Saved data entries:
──────────────────────────────

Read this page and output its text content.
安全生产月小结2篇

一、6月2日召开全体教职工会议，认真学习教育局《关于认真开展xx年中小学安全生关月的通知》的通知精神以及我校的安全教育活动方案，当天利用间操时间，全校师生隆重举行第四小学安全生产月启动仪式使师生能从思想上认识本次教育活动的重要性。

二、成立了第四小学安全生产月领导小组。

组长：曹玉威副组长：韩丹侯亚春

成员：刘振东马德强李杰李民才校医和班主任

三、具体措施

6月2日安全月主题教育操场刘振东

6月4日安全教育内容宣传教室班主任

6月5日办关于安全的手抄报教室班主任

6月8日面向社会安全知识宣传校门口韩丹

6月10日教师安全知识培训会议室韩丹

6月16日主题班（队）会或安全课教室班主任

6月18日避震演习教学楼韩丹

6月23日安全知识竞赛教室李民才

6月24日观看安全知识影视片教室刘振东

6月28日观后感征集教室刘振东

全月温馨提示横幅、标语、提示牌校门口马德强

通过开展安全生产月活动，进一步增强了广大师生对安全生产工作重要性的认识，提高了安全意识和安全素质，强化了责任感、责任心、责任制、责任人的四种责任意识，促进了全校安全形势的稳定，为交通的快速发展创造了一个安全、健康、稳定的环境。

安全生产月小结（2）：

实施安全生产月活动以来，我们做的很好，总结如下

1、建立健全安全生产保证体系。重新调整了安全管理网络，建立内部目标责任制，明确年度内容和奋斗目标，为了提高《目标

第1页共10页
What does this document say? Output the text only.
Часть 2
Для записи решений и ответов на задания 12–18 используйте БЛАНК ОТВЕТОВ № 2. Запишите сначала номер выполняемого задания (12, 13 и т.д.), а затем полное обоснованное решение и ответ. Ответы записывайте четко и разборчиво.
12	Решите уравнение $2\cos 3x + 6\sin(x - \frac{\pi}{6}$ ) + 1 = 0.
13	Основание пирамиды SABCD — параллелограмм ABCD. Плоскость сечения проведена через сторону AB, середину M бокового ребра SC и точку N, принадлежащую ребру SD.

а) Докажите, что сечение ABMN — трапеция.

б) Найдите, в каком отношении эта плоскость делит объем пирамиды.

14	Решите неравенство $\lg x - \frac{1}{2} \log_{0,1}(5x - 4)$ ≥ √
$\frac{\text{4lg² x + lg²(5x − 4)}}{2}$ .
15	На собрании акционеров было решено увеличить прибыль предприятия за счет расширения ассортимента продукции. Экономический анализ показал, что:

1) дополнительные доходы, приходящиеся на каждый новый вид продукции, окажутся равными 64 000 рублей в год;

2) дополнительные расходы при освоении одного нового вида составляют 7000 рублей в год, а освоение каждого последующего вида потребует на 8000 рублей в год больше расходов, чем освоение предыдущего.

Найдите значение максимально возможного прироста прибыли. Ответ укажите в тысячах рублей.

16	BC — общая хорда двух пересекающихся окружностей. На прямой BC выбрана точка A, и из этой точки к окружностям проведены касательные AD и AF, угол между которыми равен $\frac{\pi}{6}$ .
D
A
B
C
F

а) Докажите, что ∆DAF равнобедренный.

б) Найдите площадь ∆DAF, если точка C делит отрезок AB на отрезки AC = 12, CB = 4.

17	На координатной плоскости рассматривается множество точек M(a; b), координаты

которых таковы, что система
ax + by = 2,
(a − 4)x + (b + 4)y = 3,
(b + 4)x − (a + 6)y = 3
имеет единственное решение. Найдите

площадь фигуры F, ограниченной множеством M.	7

──────────────────────────────

* Challenge
Quote the lines of the listing above that run from the line with "What does this" through its last line, both included, and nothing else.

* Response
What does this document say? Output the text only.
Часть 2
Для записи решений и ответов на задания 12–18 используйте БЛАНК ОТВЕТОВ № 2. Запишите сначала номер выполняемого задания (12, 13 и т.д.), а затем полное обоснованное решение и ответ. Ответы записывайте четко и разборчиво.
12	Решите уравнение $2\cos 3x + 6\sin(x - \frac{\pi}{6}$ ) + 1 = 0.
13	Основание пирамиды SABCD — параллелограмм ABCD. Плоскость сечения проведена через сторону AB, середину M бокового ребра SC и точку N, принадлежащую ребру SD.

а) Докажите, что сечение ABMN — трапеция.

б) Найдите, в каком отношении эта плоскость делит объем пирамиды.

14	Решите неравенство $\lg x - \frac{1}{2} \log_{0,1}(5x - 4)$ ≥ √
$\frac{\text{4lg² x + lg²(5x − 4)}}{2}$ .
15	На собрании акционеров было решено увеличить прибыль предприятия за счет расширения ассортимента продукции. Экономический анализ показал, что:

1) дополнительные доходы, приходящиеся на каждый новый вид продукции, окажутся равными 64 000 рублей в год;

2) дополнительные расходы при освоении одного нового вида составляют 7000 рублей в год, а освоение каждого последующего вида потребует на 8000 рублей в год больше расходов, чем освоение предыдущего.

Найдите значение максимально возможного прироста прибыли. Ответ укажите в тысячах рублей.

16	BC — общая хорда двух пересекающихся окружностей. На прямой BC выбрана точка A, и из этой точки к окружностям проведены касательные AD и AF, угол между которыми равен $\frac{\pi}{6}$ .
D
A
B
C
F

а) Докажите, что ∆DAF равнобедренный.

б) Найдите площадь ∆DAF, если точка C делит отрезок AB на отрезки AC = 12, CB = 4.

17	На координатной плоскости рассматривается множество точек M(a; b), координаты

которых таковы, что система
ax + by = 2,
(a − 4)x + (b + 4)y = 3,
(b + 4)x − (a + 6)y = 3
имеет единственное решение. Найдите

площадь фигуры F, ограниченной множеством M.	7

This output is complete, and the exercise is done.